- Goal
Return every line of the data below that includes the string "نگرانی".

- Records excerpted from a collection
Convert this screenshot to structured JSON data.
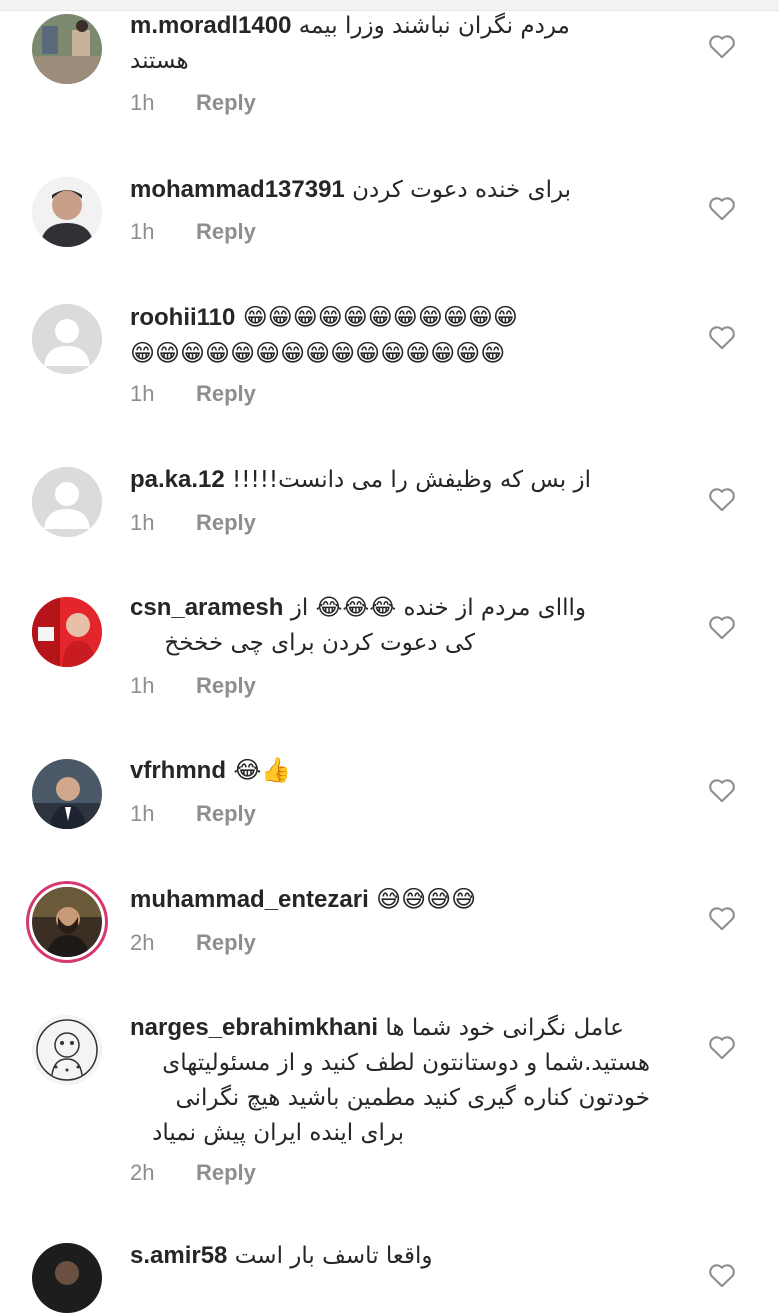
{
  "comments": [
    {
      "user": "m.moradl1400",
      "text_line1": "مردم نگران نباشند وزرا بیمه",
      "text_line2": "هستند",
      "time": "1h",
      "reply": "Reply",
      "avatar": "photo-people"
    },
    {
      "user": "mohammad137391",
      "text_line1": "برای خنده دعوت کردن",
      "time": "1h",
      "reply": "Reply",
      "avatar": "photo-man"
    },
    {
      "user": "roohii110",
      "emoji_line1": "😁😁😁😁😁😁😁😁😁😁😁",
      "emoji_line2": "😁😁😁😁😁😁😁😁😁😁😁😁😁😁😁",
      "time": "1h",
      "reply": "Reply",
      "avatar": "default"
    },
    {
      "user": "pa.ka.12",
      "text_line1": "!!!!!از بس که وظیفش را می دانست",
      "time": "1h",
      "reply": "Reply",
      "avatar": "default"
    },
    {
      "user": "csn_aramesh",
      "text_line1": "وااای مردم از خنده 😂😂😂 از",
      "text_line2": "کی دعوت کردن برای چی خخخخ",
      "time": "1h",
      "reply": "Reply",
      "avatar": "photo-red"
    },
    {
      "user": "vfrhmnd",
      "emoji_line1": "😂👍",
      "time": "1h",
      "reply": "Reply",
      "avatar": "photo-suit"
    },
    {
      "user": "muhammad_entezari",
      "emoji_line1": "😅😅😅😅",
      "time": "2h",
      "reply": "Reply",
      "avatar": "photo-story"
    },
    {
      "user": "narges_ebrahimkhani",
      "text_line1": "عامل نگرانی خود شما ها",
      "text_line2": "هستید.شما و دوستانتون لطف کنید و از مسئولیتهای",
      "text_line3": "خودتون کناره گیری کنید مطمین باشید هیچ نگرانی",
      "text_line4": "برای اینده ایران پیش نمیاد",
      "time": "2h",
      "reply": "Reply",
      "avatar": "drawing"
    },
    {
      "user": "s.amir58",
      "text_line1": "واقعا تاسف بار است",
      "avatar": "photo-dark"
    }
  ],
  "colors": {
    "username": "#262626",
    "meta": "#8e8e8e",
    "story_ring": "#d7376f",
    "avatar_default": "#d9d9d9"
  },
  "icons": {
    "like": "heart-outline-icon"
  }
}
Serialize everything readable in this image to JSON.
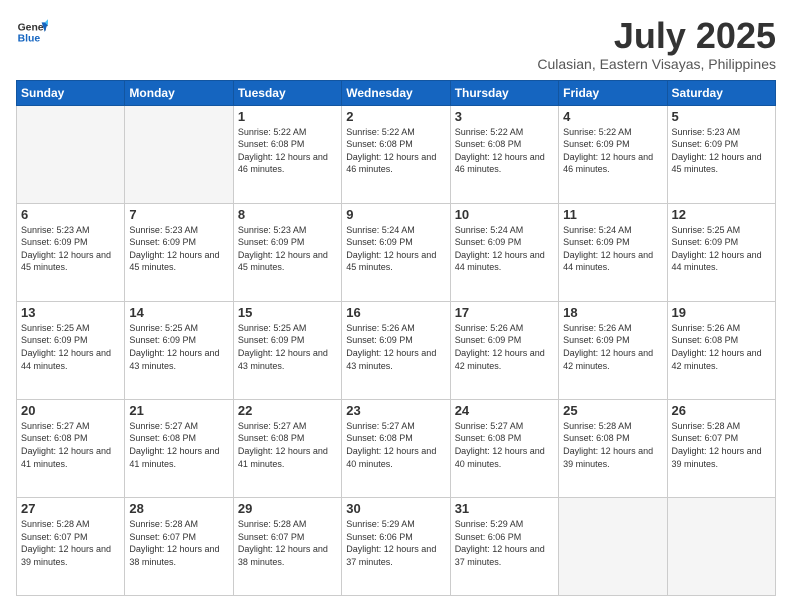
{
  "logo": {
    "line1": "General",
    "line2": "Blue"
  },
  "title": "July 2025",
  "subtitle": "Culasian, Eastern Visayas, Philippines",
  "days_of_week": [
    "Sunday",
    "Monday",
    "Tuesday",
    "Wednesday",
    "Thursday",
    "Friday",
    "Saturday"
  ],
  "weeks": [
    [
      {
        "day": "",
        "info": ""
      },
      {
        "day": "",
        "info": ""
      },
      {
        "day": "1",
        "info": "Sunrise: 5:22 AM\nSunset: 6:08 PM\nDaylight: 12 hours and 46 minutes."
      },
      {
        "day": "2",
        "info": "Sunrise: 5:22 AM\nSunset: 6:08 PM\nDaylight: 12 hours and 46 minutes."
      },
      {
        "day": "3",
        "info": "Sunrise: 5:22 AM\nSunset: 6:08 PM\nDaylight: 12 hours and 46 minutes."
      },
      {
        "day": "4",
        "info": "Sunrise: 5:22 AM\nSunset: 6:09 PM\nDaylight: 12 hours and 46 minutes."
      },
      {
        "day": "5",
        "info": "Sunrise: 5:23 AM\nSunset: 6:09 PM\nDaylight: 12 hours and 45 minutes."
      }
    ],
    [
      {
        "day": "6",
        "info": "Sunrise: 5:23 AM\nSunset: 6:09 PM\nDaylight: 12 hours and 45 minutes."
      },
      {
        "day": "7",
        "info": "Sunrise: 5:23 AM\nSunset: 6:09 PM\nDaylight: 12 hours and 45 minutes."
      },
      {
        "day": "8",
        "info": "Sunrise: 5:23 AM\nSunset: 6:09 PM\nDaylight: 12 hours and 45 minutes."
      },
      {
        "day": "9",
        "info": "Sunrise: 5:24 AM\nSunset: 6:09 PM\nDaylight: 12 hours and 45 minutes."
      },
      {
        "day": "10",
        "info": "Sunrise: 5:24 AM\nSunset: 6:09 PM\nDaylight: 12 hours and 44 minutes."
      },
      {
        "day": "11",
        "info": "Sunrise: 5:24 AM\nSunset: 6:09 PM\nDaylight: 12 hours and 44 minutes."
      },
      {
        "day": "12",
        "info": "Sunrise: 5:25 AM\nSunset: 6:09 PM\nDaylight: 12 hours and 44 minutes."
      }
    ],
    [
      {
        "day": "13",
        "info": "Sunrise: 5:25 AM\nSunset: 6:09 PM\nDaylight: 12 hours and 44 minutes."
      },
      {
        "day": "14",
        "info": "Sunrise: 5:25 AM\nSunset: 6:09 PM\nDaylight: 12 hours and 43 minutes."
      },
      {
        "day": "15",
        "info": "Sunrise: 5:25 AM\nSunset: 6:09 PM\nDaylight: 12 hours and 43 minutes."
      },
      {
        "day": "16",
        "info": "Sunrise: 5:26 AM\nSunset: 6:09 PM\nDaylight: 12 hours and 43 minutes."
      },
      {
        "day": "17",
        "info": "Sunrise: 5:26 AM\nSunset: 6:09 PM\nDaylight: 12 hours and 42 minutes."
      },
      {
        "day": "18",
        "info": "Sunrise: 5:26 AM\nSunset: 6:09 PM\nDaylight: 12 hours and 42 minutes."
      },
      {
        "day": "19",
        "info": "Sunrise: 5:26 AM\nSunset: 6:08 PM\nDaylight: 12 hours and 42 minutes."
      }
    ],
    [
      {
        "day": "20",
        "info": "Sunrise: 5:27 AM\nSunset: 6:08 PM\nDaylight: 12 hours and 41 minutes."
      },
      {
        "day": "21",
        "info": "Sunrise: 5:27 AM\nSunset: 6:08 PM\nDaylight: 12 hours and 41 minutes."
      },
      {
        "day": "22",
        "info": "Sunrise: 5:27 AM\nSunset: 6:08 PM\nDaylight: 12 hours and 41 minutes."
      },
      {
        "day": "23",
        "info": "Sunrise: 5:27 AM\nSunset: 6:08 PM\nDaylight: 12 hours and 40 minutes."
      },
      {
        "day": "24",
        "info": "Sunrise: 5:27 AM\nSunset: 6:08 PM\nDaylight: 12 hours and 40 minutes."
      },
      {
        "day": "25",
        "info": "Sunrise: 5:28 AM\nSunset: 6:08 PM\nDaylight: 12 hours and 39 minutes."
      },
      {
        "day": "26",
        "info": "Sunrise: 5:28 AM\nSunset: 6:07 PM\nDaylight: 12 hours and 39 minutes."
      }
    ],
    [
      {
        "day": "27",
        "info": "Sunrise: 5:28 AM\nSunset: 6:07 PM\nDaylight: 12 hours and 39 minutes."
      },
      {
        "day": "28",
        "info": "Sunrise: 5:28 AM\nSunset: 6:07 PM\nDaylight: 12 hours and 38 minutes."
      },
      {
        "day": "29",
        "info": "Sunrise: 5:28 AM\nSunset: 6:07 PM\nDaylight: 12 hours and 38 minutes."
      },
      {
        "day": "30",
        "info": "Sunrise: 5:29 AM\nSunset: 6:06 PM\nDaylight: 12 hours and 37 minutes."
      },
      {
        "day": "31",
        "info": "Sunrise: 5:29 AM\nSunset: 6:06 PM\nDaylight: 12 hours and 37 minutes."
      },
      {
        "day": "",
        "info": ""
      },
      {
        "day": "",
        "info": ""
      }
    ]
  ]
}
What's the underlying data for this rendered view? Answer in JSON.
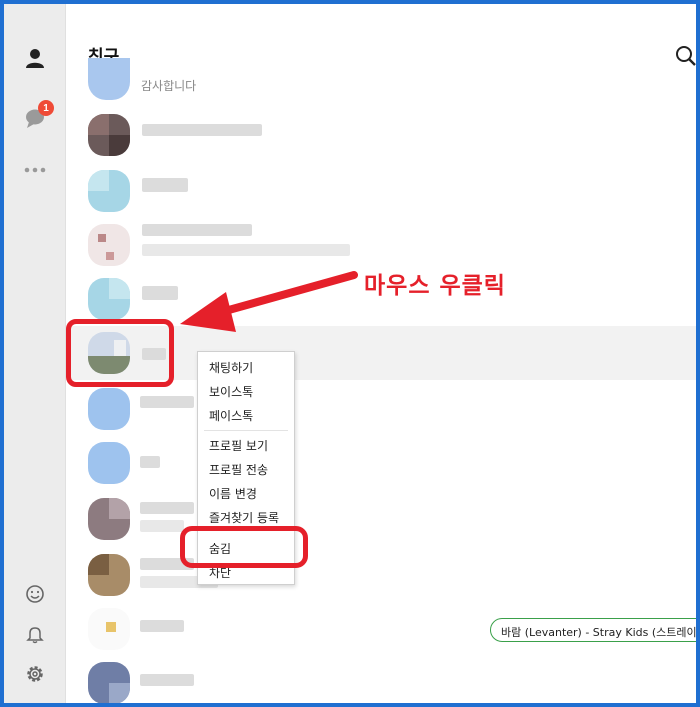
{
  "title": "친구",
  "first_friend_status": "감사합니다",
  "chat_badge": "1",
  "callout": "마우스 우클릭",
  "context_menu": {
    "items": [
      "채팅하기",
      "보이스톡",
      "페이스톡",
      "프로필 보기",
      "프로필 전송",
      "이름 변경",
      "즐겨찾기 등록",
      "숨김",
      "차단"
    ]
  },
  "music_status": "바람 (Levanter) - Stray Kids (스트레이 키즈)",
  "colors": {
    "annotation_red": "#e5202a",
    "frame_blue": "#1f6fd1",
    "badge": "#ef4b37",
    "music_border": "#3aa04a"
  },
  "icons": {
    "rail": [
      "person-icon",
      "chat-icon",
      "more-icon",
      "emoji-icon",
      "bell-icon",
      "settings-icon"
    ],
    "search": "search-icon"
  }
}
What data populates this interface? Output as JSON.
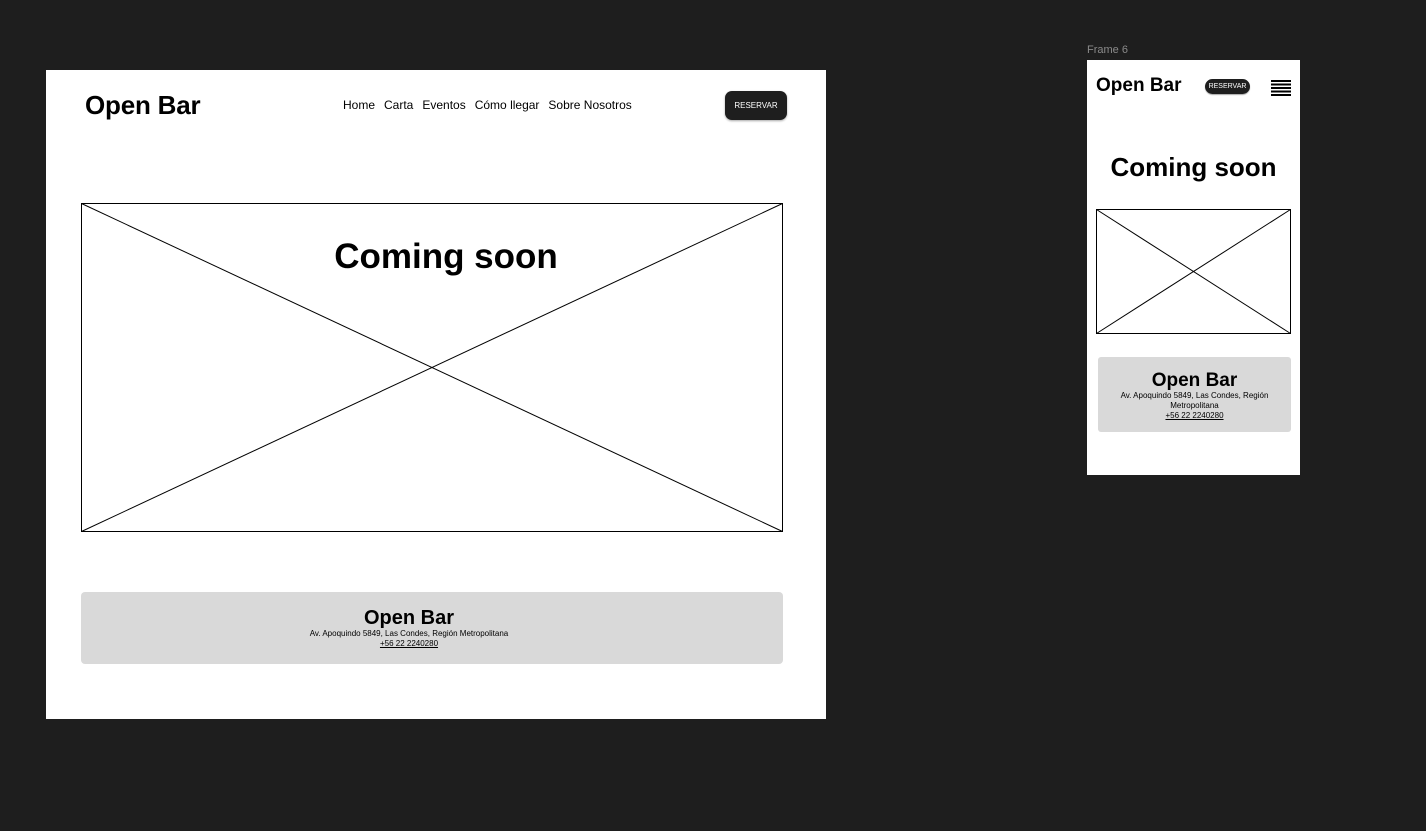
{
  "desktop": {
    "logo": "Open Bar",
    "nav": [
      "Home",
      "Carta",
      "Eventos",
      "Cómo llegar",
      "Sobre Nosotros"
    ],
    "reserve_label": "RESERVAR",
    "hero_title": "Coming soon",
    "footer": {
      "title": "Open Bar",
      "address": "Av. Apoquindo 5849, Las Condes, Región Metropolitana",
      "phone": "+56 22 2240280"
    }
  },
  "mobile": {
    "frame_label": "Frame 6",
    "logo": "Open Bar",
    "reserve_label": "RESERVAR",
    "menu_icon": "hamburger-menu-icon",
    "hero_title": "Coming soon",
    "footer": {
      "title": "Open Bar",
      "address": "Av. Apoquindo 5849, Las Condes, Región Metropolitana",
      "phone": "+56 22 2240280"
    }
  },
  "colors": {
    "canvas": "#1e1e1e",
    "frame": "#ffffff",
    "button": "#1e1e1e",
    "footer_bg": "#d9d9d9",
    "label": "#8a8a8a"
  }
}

- Response below
      "text_line1": "عامل نگرانی خود شما ها",
      "text_line3": "خودتون کناره گیری کنید مطمین باشید هیچ نگرانی",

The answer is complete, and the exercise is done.